> **Task description**: What is the count of lines that hold the word "подлежащих"? Give only the number.

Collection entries

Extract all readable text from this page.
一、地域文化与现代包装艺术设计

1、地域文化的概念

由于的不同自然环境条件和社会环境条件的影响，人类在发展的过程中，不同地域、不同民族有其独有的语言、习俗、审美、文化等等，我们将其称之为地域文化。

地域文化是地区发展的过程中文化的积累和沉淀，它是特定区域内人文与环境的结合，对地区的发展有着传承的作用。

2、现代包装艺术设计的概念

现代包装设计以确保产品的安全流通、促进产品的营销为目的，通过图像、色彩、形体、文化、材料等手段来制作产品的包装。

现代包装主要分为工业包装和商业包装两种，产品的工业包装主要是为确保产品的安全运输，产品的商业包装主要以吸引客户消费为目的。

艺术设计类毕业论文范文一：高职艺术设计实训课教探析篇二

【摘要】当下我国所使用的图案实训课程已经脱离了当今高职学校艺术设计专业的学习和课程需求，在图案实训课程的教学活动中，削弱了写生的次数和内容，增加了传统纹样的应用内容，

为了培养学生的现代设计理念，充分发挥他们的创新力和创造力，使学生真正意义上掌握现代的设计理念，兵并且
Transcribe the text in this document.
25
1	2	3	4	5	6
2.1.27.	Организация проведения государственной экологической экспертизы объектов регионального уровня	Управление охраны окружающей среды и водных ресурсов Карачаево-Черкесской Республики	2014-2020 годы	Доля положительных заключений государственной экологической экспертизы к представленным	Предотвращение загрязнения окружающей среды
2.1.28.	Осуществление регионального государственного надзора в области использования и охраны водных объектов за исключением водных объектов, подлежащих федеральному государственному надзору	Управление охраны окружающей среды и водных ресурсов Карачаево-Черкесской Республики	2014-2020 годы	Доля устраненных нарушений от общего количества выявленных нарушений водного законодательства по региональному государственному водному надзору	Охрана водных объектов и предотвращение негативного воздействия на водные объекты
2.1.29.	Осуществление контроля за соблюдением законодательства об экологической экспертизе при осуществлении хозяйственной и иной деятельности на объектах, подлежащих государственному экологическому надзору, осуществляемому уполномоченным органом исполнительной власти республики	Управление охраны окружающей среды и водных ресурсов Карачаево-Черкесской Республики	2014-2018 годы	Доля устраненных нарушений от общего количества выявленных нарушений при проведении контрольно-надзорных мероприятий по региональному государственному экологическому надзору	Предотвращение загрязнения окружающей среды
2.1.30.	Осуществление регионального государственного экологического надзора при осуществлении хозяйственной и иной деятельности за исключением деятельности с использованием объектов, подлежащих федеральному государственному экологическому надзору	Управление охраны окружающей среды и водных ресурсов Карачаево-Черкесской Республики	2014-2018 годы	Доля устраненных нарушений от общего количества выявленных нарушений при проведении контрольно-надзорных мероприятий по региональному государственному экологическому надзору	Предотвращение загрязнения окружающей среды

> **Written solution**: 3